### [The exercise]
Transcribe each record below word for word.

### [Dataset rows]
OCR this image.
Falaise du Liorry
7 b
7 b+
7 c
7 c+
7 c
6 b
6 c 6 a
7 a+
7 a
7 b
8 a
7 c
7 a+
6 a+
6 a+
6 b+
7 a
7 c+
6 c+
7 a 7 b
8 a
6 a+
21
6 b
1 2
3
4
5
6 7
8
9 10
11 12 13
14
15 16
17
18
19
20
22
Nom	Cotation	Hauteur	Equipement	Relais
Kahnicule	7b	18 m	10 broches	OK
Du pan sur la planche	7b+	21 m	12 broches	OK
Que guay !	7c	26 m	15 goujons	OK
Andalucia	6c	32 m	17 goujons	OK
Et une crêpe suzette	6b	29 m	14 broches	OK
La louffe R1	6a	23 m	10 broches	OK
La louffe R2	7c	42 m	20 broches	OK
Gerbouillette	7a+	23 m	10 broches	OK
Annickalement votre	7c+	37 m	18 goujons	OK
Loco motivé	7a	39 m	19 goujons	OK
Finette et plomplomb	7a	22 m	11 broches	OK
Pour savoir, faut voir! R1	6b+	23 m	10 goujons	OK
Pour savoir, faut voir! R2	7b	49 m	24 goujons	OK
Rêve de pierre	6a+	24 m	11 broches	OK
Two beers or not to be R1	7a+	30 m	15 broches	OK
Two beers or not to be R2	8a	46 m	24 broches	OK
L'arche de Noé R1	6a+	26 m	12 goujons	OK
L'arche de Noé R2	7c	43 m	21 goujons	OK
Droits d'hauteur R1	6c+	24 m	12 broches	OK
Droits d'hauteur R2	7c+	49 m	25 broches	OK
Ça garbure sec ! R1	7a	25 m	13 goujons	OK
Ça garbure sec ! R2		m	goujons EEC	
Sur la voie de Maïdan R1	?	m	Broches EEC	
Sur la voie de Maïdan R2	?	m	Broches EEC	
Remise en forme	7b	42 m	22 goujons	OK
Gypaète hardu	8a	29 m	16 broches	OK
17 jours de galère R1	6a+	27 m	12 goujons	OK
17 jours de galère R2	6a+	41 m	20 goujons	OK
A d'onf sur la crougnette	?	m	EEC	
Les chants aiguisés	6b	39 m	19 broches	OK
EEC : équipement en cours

### [Finished task]
OCR this image.
Falaise du Liorry
7 b
7 b+
7 c
7 c+
7 c
6 b
6 c 6 a
7 a+
7 a
7 b
8 a
7 c
7 a+
6 a+
6 a+
6 b+
7 a
7 c+
6 c+
7 a 7 b
8 a
6 a+
21
6 b
1 2
3
4
5
6 7
8
9 10
11 12 13
14
15 16
17
18
19
20
22
Nom	Cotation	Hauteur	Equipement	Relais
Kahnicule	7b	18 m	10 broches	OK
Du pan sur la planche	7b+	21 m	12 broches	OK
Que guay !	7c	26 m	15 goujons	OK
Andalucia	6c	32 m	17 goujons	OK
Et une crêpe suzette	6b	29 m	14 broches	OK
La louffe R1	6a	23 m	10 broches	OK
La louffe R2	7c	42 m	20 broches	OK
Gerbouillette	7a+	23 m	10 broches	OK
Annickalement votre	7c+	37 m	18 goujons	OK
Loco motivé	7a	39 m	19 goujons	OK
Finette et plomplomb	7a	22 m	11 broches	OK
Pour savoir, faut voir! R1	6b+	23 m	10 goujons	OK
Pour savoir, faut voir! R2	7b	49 m	24 goujons	OK
Rêve de pierre	6a+	24 m	11 broches	OK
Two beers or not to be R1	7a+	30 m	15 broches	OK
Two beers or not to be R2	8a	46 m	24 broches	OK
L'arche de Noé R1	6a+	26 m	12 goujons	OK
L'arche de Noé R2	7c	43 m	21 goujons	OK
Droits d'hauteur R1	6c+	24 m	12 broches	OK
Droits d'hauteur R2	7c+	49 m	25 broches	OK
Ça garbure sec ! R1	7a	25 m	13 goujons	OK
Ça garbure sec ! R2		m	goujons EEC	
Sur la voie de Maïdan R1	?	m	Broches EEC	
Sur la voie de Maïdan R2	?	m	Broches EEC	
Remise en forme	7b	42 m	22 goujons	OK
Gypaète hardu	8a	29 m	16 broches	OK
17 jours de galère R1	6a+	27 m	12 goujons	OK
17 jours de galère R2	6a+	41 m	20 goujons	OK
A d'onf sur la crougnette	?	m	EEC	
Les chants aiguisés	6b	39 m	19 broches	OK
EEC : équipement en cours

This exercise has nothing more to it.